Give every line of the material again, exactly as written.

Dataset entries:
::::::::

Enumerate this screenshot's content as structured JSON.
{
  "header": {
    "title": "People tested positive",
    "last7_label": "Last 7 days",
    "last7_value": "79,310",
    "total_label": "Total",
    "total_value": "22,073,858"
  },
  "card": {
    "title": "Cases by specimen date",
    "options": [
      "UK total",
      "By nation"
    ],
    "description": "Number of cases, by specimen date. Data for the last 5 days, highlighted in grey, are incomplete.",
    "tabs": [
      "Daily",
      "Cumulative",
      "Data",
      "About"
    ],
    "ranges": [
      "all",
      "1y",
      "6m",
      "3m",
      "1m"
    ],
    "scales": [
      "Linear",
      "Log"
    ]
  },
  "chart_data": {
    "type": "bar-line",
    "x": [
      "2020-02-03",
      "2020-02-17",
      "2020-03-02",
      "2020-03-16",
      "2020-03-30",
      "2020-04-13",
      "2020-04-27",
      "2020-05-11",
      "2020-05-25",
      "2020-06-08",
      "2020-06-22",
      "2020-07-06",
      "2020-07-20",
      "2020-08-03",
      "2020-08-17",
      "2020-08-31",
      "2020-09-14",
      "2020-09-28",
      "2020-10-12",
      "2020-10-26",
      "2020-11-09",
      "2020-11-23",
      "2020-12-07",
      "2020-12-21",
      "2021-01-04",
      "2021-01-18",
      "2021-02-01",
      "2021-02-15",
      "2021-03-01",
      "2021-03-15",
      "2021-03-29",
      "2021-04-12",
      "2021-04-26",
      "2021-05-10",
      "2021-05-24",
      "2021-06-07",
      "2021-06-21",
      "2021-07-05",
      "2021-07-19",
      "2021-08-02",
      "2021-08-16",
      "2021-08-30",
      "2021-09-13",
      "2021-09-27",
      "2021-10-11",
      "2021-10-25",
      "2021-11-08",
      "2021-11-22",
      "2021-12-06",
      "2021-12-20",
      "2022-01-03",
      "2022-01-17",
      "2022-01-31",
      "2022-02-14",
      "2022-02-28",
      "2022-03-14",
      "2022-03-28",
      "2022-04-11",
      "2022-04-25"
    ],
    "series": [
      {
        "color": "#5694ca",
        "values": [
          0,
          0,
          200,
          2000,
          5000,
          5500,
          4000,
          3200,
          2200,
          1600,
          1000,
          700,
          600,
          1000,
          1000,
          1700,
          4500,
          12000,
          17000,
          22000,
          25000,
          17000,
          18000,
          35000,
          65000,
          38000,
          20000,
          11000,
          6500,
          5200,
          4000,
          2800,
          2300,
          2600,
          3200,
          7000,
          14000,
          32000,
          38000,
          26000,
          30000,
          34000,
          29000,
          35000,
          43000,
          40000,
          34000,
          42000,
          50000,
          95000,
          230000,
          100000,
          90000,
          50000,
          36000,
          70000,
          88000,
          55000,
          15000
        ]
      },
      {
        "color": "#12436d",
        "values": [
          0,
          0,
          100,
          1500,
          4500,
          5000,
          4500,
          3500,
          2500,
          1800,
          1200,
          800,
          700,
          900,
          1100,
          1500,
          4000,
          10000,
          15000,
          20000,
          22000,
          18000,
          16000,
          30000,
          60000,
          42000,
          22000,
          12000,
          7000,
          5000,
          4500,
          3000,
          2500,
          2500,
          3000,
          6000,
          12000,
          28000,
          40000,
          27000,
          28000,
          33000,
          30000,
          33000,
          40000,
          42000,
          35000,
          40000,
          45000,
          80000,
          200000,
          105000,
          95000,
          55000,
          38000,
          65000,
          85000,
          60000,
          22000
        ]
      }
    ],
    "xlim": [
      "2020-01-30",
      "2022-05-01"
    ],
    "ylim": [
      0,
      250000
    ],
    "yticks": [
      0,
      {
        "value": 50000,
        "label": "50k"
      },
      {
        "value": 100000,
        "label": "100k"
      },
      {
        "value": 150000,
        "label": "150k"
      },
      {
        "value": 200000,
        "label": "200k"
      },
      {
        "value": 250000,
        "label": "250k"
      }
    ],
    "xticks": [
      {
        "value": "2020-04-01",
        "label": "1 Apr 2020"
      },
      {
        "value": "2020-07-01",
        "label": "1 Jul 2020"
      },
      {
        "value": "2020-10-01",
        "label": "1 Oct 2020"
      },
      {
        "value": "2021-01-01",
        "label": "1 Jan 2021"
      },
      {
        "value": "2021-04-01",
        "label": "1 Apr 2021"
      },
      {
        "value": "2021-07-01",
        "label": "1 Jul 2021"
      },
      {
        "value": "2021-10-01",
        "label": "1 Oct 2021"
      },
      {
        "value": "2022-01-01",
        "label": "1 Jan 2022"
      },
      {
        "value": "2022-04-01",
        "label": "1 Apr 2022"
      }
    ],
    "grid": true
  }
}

::::::::

| Exercise response |
Enumerate this screenshot's content as structured JSON.
{
  "header": {
    "title": "People tested positive",
    "last7_label": "Last 7 days",
    "last7_value": "79,310",
    "total_label": "Total",
    "total_value": "22,073,858"
  },
  "card": {
    "title": "Cases by specimen date",
    "options": [
      "UK total",
      "By nation"
    ],
    "description": "Number of cases, by specimen date. Data for the last 5 days, highlighted in grey, are incomplete.",
    "tabs": [
      "Daily",
      "Cumulative",
      "Data",
      "About"
    ],
    "ranges": [
      "all",
      "1y",
      "6m",
      "3m",
      "1m"
    ],
    "scales": [
      "Linear",
      "Log"
    ]
  },
  "chart_data": {
    "type": "bar-line",
    "x": [
      "2020-02-03",
      "2020-02-17",
      "2020-03-02",
      "2020-03-16",
      "2020-03-30",
      "2020-04-13",
      "2020-04-27",
      "2020-05-11",
      "2020-05-25",
      "2020-06-08",
      "2020-06-22",
      "2020-07-06",
      "2020-07-20",
      "2020-08-03",
      "2020-08-17",
      "2020-08-31",
      "2020-09-14",
      "2020-09-28",
      "2020-10-12",
      "2020-10-26",
      "2020-11-09",
      "2020-11-23",
      "2020-12-07",
      "2020-12-21",
      "2021-01-04",
      "2021-01-18",
      "2021-02-01",
      "2021-02-15",
      "2021-03-01",
      "2021-03-15",
      "2021-03-29",
      "2021-04-12",
      "2021-04-26",
      "2021-05-10",
      "2021-05-24",
      "2021-06-07",
      "2021-06-21",
      "2021-07-05",
      "2021-07-19",
      "2021-08-02",
      "2021-08-16",
      "2021-08-30",
      "2021-09-13",
      "2021-09-27",
      "2021-10-11",
      "2021-10-25",
      "2021-11-08",
      "2021-11-22",
      "2021-12-06",
      "2021-12-20",
      "2022-01-03",
      "2022-01-17",
      "2022-01-31",
      "2022-02-14",
      "2022-02-28",
      "2022-03-14",
      "2022-03-28",
      "2022-04-11",
      "2022-04-25"
    ],
    "series": [
      {
        "color": "#5694ca",
        "values": [
          0,
          0,
          200,
          2000,
          5000,
          5500,
          4000,
          3200,
          2200,
          1600,
          1000,
          700,
          600,
          1000,
          1000,
          1700,
          4500,
          12000,
          17000,
          22000,
          25000,
          17000,
          18000,
          35000,
          65000,
          38000,
          20000,
          11000,
          6500,
          5200,
          4000,
          2800,
          2300,
          2600,
          3200,
          7000,
          14000,
          32000,
          38000,
          26000,
          30000,
          34000,
          29000,
          35000,
          43000,
          40000,
          34000,
          42000,
          50000,
          95000,
          230000,
          100000,
          90000,
          50000,
          36000,
          70000,
          88000,
          55000,
          15000
        ]
      },
      {
        "color": "#12436d",
        "values": [
          0,
          0,
          100,
          1500,
          4500,
          5000,
          4500,
          3500,
          2500,
          1800,
          1200,
          800,
          700,
          900,
          1100,
          1500,
          4000,
          10000,
          15000,
          20000,
          22000,
          18000,
          16000,
          30000,
          60000,
          42000,
          22000,
          12000,
          7000,
          5000,
          4500,
          3000,
          2500,
          2500,
          3000,
          6000,
          12000,
          28000,
          40000,
          27000,
          28000,
          33000,
          30000,
          33000,
          40000,
          42000,
          35000,
          40000,
          45000,
          80000,
          200000,
          105000,
          95000,
          55000,
          38000,
          65000,
          85000,
          60000,
          22000
        ]
      }
    ],
    "xlim": [
      "2020-01-30",
      "2022-05-01"
    ],
    "ylim": [
      0,
      250000
    ],
    "yticks": [
      0,
      {
        "value": 50000,
        "label": "50k"
      },
      {
        "value": 100000,
        "label": "100k"
      },
      {
        "value": 150000,
        "label": "150k"
      },
      {
        "value": 200000,
        "label": "200k"
      },
      {
        "value": 250000,
        "label": "250k"
      }
    ],
    "xticks": [
      {
        "value": "2020-04-01",
        "label": "1 Apr 2020"
      },
      {
        "value": "2020-07-01",
        "label": "1 Jul 2020"
      },
      {
        "value": "2020-10-01",
        "label": "1 Oct 2020"
      },
      {
        "value": "2021-01-01",
        "label": "1 Jan 2021"
      },
      {
        "value": "2021-04-01",
        "label": "1 Apr 2021"
      },
      {
        "value": "2021-07-01",
        "label": "1 Jul 2021"
      },
      {
        "value": "2021-10-01",
        "label": "1 Oct 2021"
      },
      {
        "value": "2022-01-01",
        "label": "1 Jan 2022"
      },
      {
        "value": "2022-04-01",
        "label": "1 Apr 2022"
      }
    ],
    "grid": true
  }
}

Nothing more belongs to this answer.